• Aim of the exercise: Only the lines holding the string "kann" are needed; copy each of them from the data.

(Data records)
++++

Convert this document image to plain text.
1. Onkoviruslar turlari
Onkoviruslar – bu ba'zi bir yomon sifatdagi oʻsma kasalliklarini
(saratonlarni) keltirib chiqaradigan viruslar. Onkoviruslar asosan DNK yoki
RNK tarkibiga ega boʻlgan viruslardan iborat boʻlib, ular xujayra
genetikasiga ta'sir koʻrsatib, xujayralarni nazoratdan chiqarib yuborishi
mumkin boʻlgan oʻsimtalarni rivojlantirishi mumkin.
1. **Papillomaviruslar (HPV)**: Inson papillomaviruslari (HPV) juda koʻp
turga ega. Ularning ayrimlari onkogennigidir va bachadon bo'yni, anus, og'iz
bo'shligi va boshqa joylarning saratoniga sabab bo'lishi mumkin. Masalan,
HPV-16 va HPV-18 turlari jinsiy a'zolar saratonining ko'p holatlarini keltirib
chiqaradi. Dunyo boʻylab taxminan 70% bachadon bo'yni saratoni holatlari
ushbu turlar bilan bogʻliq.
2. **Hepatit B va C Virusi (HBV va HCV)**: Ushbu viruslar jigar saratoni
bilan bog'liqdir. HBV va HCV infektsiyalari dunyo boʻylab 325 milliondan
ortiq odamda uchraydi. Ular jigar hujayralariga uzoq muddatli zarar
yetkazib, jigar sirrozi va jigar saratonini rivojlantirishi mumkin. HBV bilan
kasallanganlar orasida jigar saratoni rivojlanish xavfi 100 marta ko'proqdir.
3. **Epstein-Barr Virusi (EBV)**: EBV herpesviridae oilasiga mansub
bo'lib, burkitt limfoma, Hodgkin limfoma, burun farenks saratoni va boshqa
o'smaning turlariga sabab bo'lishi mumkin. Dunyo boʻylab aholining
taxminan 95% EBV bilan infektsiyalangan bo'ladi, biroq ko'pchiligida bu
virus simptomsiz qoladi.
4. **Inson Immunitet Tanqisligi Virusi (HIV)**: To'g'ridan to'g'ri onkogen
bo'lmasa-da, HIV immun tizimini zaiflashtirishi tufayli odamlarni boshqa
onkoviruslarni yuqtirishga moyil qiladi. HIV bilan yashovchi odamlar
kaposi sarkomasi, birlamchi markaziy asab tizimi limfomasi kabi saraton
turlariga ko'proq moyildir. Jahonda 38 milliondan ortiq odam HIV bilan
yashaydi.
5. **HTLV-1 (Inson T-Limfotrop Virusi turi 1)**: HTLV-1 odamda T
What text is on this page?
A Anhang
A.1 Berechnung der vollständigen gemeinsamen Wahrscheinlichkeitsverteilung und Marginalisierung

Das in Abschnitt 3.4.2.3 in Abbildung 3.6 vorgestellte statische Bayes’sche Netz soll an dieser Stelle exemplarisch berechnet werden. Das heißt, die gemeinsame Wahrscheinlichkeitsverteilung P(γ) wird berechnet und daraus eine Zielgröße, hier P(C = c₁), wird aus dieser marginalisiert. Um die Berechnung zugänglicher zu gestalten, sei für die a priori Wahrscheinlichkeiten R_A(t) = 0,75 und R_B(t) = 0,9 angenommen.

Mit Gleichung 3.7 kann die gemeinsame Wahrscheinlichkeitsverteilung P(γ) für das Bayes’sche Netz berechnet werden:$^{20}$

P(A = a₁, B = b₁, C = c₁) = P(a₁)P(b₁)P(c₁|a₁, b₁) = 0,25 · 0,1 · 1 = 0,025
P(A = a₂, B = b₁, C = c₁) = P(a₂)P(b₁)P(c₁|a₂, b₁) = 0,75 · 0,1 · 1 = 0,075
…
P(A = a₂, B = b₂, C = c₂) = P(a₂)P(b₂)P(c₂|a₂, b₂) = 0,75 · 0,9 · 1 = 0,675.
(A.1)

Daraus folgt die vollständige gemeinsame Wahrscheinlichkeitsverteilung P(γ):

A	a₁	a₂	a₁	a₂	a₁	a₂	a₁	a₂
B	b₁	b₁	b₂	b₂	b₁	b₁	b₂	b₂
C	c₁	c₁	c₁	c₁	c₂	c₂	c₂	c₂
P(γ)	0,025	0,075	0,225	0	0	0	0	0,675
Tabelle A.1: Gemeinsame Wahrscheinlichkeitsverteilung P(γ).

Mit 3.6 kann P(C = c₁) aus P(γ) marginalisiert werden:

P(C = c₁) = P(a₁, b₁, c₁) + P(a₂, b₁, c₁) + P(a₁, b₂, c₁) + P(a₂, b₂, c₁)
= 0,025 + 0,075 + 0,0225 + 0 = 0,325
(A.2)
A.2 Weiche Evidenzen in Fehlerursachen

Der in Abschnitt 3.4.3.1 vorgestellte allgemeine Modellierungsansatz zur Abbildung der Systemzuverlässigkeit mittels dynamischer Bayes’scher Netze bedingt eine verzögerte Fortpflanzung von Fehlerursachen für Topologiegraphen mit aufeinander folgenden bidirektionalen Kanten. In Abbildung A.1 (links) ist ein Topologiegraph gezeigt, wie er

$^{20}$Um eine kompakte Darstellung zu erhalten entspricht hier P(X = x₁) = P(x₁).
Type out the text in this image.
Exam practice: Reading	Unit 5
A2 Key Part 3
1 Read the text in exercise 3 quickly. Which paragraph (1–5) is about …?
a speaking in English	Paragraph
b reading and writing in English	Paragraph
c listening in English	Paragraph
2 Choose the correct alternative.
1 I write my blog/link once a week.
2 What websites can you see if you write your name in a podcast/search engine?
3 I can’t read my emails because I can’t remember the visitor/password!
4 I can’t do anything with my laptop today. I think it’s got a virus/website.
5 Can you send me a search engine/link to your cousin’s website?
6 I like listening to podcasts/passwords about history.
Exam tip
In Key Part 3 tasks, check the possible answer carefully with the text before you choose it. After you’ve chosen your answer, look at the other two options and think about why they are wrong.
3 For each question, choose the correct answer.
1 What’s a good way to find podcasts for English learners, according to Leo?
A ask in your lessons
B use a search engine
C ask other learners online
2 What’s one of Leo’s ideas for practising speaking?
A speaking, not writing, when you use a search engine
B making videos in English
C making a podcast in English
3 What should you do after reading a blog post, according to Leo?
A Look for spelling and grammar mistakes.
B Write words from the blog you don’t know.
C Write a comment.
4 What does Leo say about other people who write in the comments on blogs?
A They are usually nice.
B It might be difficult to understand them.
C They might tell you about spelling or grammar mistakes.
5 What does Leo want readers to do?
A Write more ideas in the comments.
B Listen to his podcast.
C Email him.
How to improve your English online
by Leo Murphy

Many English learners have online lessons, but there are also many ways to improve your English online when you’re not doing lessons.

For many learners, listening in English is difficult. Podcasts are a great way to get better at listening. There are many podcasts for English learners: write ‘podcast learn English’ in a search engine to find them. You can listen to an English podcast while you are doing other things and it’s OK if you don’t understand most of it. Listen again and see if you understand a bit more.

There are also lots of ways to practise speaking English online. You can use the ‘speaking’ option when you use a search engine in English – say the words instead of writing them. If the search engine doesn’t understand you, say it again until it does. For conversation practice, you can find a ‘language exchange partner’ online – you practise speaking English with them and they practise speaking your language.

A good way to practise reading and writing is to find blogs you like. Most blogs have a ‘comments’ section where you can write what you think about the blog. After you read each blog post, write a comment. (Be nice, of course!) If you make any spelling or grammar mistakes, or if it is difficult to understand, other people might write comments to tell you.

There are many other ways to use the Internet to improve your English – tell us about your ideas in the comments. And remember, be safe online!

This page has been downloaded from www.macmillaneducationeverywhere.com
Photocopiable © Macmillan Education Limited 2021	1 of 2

++++

• Exercise output:
Mit Gleichung 3.7 kann die gemeinsame Wahrscheinlichkeitsverteilung P(γ) für das Bayes’sche Netz berechnet werden:$^{20}$
Mit 3.6 kann P(C = c₁) aus P(γ) marginalisiert werden:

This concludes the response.